Task statement —
The lines to find are those in the entries that hold the word "coarsely"; copy every one of them.

━━━

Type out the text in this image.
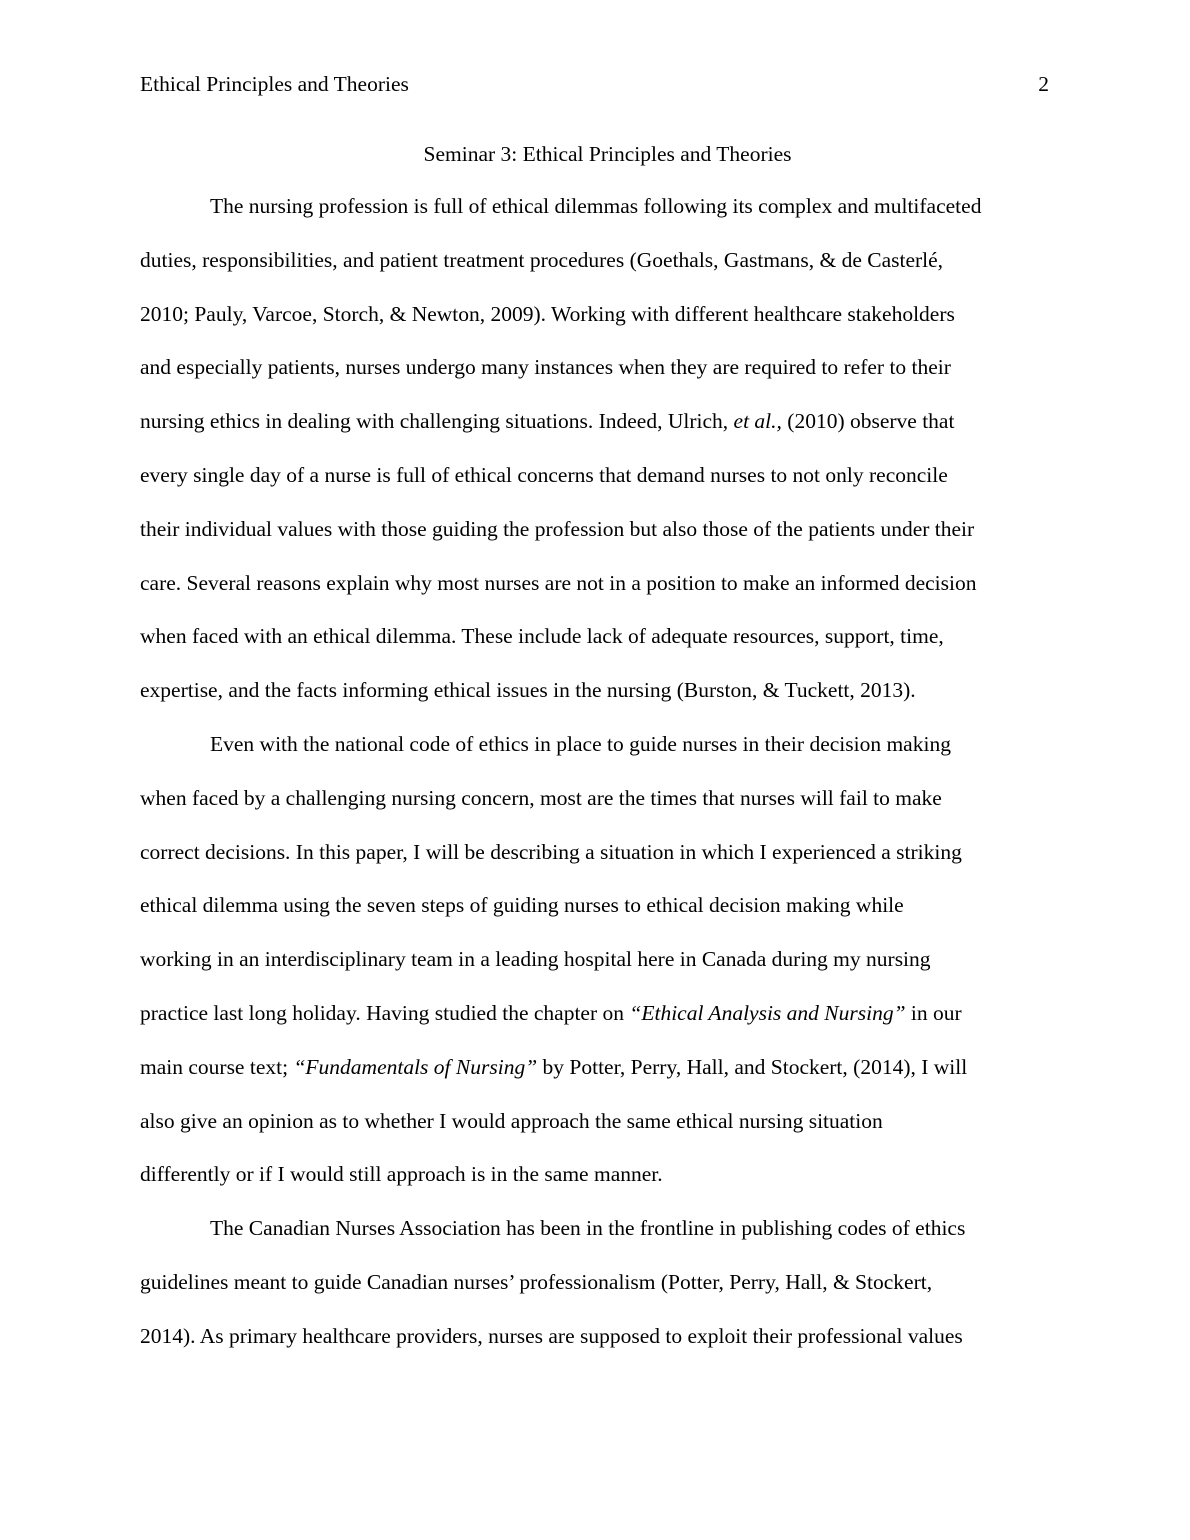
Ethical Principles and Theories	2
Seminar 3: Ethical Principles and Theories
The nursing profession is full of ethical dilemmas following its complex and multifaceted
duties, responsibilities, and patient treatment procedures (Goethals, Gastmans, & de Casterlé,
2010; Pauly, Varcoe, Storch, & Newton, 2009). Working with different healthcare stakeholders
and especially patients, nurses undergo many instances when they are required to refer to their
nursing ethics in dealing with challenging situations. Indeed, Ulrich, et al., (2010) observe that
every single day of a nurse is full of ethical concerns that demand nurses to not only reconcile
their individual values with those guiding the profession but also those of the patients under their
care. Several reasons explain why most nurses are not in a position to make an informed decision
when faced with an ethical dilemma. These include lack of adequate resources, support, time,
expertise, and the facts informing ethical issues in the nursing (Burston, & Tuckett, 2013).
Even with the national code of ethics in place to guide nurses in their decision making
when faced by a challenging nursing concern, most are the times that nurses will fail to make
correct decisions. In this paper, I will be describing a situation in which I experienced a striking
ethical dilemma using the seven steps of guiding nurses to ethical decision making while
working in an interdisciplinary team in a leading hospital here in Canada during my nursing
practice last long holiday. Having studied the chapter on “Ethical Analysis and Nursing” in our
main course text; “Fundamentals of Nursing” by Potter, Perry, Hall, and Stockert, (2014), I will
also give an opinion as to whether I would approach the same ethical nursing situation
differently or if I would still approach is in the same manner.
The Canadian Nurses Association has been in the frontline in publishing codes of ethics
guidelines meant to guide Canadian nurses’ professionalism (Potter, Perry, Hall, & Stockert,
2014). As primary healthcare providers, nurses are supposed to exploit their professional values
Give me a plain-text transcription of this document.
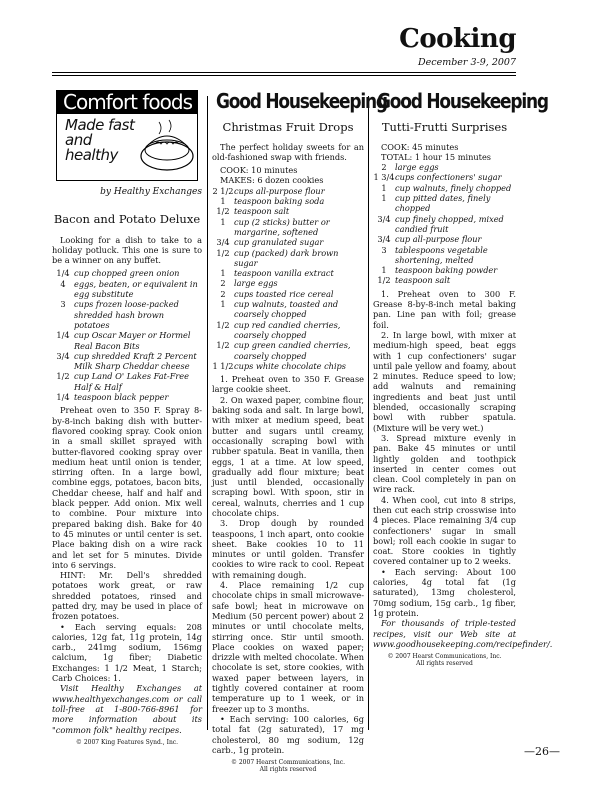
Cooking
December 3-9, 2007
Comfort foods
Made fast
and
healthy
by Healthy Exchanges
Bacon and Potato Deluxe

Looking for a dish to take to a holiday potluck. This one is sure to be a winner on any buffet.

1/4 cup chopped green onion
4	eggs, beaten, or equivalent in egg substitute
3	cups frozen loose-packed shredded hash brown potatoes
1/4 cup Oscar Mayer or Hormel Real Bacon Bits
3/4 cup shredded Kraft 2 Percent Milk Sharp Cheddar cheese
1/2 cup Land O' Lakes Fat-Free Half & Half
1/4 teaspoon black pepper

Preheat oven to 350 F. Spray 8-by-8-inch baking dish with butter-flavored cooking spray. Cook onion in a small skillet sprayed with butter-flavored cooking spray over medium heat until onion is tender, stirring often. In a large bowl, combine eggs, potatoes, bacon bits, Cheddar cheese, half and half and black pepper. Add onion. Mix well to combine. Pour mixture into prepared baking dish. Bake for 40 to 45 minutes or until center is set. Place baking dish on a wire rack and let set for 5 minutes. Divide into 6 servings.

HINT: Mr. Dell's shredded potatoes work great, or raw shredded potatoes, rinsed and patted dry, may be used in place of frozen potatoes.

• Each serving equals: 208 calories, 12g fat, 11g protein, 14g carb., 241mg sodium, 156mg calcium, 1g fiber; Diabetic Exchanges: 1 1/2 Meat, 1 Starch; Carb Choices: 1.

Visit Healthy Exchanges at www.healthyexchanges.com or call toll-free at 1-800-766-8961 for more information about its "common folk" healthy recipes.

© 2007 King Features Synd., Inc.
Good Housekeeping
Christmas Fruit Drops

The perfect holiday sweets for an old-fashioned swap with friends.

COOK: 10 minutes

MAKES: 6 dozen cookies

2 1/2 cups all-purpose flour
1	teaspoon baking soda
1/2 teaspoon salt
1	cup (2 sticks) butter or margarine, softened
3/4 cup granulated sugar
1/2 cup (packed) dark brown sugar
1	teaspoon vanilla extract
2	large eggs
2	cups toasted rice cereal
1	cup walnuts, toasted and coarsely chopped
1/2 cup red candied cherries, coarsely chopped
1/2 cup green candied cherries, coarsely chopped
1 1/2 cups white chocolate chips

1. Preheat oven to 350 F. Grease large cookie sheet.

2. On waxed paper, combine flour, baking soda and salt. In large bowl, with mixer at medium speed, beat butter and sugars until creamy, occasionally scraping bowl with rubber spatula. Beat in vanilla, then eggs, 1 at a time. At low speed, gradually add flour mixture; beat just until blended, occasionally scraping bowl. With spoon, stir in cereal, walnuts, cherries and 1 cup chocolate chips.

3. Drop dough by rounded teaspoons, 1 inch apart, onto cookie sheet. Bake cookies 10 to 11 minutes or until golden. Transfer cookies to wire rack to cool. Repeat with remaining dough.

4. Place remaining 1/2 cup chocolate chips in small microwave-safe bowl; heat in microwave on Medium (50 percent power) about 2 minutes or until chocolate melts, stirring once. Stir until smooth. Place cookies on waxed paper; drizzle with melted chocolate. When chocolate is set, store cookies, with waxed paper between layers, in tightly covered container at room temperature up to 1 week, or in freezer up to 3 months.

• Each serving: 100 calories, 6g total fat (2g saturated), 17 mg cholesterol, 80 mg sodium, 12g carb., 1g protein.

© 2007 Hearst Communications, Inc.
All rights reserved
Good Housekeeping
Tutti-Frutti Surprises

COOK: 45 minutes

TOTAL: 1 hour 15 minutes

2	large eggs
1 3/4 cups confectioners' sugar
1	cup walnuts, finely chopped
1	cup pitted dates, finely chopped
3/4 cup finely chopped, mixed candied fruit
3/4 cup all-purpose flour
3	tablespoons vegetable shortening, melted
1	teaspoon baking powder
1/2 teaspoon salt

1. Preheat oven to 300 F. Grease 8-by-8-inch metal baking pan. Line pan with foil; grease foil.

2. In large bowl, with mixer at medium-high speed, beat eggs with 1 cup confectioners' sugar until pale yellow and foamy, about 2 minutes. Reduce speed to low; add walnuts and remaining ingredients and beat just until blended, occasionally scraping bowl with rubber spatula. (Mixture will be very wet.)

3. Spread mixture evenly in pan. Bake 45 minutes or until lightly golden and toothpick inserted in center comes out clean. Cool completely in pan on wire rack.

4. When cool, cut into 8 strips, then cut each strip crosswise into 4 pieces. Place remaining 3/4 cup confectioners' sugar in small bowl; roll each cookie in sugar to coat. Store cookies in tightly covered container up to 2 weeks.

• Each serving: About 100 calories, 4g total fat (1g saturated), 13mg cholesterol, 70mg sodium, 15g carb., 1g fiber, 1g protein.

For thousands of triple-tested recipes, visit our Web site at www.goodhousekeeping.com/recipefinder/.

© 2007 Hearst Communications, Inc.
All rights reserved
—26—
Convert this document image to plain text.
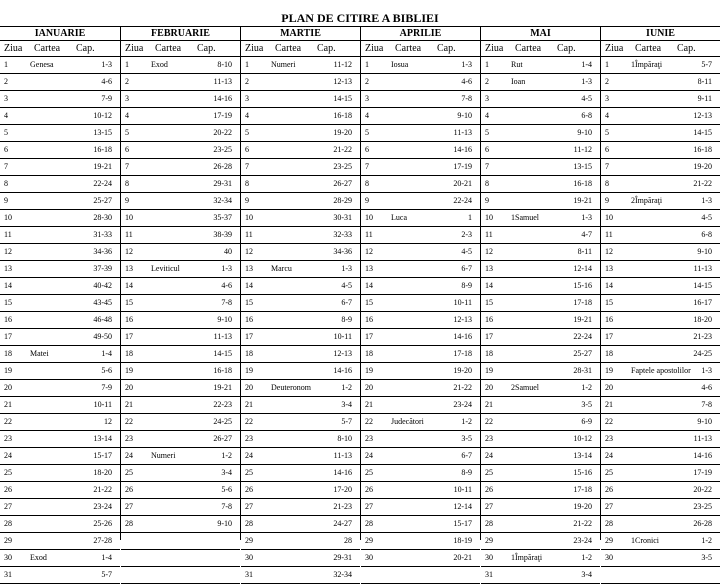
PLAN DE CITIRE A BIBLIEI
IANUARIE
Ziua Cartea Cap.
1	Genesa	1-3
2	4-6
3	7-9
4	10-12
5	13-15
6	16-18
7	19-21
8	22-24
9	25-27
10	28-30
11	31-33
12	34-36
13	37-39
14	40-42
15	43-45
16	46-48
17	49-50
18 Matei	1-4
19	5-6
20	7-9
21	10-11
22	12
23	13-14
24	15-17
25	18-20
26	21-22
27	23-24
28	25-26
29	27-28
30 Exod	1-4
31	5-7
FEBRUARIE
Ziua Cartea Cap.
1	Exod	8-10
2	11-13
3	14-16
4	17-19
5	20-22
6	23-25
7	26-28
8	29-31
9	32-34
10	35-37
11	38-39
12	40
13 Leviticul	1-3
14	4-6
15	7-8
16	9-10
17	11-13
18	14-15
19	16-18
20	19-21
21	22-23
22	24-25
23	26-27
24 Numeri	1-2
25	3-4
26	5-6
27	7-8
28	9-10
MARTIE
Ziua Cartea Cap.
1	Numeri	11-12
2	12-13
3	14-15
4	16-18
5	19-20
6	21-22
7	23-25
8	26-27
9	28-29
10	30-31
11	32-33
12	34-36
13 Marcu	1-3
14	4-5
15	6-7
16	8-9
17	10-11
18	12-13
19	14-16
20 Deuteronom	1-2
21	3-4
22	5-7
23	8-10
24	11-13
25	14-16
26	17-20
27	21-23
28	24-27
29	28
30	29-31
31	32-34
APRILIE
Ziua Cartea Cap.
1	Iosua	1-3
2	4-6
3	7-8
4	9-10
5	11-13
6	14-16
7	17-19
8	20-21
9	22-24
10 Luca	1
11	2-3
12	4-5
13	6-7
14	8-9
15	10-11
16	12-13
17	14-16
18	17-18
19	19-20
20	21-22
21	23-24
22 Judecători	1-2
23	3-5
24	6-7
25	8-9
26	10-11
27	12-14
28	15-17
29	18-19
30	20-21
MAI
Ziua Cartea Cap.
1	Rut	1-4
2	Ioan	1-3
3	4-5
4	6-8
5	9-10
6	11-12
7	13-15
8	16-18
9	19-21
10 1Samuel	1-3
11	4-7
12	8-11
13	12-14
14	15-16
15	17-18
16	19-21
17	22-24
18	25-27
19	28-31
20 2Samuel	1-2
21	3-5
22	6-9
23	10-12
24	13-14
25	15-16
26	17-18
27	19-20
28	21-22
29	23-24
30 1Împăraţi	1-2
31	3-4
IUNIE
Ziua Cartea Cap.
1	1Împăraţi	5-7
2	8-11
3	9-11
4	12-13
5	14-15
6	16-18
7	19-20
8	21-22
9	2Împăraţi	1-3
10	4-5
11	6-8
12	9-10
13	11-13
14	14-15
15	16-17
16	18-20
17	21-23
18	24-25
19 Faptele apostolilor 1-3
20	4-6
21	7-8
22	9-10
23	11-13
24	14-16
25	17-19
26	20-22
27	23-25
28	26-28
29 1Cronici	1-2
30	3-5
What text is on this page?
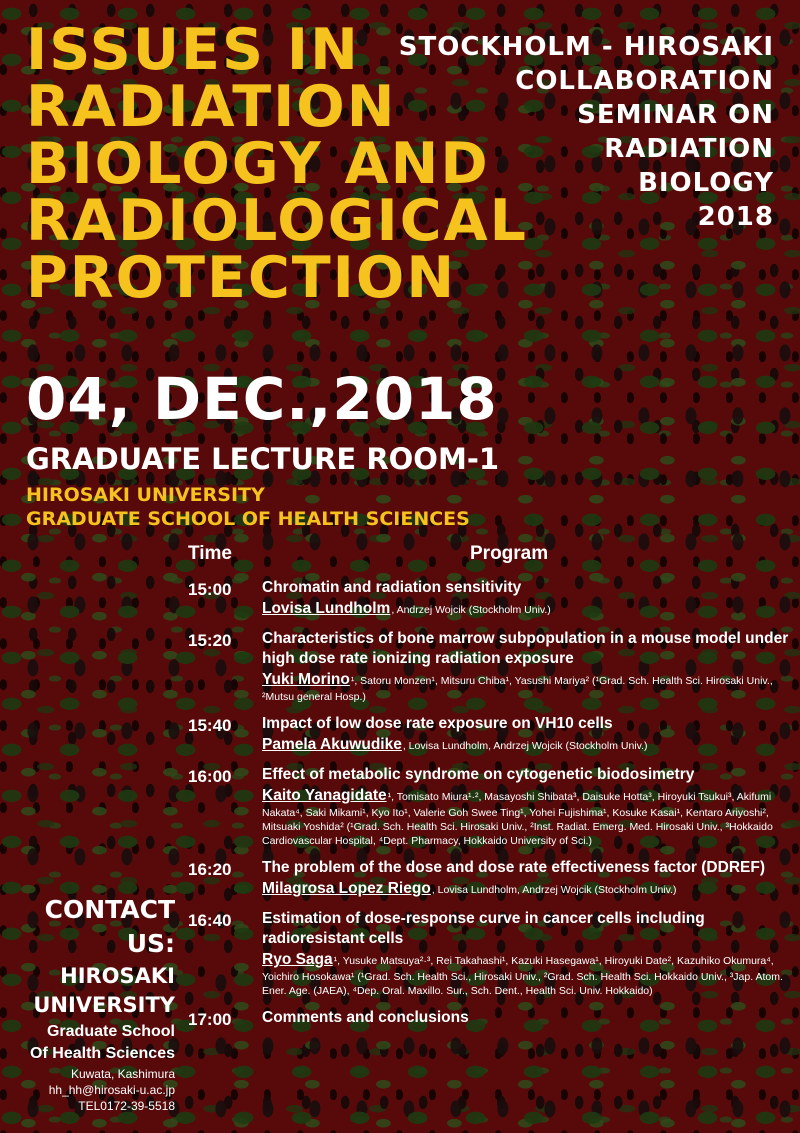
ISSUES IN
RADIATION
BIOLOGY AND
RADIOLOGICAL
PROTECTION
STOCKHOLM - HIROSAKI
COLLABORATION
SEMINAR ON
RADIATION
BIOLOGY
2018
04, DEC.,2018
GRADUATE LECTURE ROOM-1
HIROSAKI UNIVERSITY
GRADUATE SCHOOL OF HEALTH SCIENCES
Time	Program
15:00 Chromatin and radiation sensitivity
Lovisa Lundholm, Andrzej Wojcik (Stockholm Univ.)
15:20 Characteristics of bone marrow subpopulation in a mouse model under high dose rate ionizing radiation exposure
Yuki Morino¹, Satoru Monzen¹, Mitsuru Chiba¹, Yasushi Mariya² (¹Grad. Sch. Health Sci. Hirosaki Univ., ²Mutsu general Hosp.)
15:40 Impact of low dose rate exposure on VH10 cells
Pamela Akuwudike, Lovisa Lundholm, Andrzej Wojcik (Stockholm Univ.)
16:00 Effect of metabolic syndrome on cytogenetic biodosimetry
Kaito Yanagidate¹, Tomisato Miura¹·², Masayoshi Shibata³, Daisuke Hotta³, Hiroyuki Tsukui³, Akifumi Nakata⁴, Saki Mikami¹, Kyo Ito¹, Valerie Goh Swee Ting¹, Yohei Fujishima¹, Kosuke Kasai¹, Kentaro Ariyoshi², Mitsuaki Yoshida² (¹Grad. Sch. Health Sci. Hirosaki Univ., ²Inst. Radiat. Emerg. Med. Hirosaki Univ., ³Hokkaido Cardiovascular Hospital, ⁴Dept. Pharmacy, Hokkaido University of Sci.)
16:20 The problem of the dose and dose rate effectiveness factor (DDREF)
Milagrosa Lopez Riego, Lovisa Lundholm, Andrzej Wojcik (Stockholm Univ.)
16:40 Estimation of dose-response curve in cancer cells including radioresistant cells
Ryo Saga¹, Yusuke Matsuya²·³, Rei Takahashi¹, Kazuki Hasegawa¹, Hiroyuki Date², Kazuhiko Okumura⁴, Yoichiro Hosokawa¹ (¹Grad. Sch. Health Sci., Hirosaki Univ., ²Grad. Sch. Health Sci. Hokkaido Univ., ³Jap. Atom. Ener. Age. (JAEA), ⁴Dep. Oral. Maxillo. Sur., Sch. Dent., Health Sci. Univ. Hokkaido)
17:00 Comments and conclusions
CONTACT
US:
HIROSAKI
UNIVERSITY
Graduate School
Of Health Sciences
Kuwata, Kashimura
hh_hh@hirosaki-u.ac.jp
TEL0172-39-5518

━━━

Solution to this task —
1	cup walnuts, toasted and coarsely chopped
1/2 cup red candied cherries, coarsely chopped
1/2 cup green candied cherries, coarsely chopped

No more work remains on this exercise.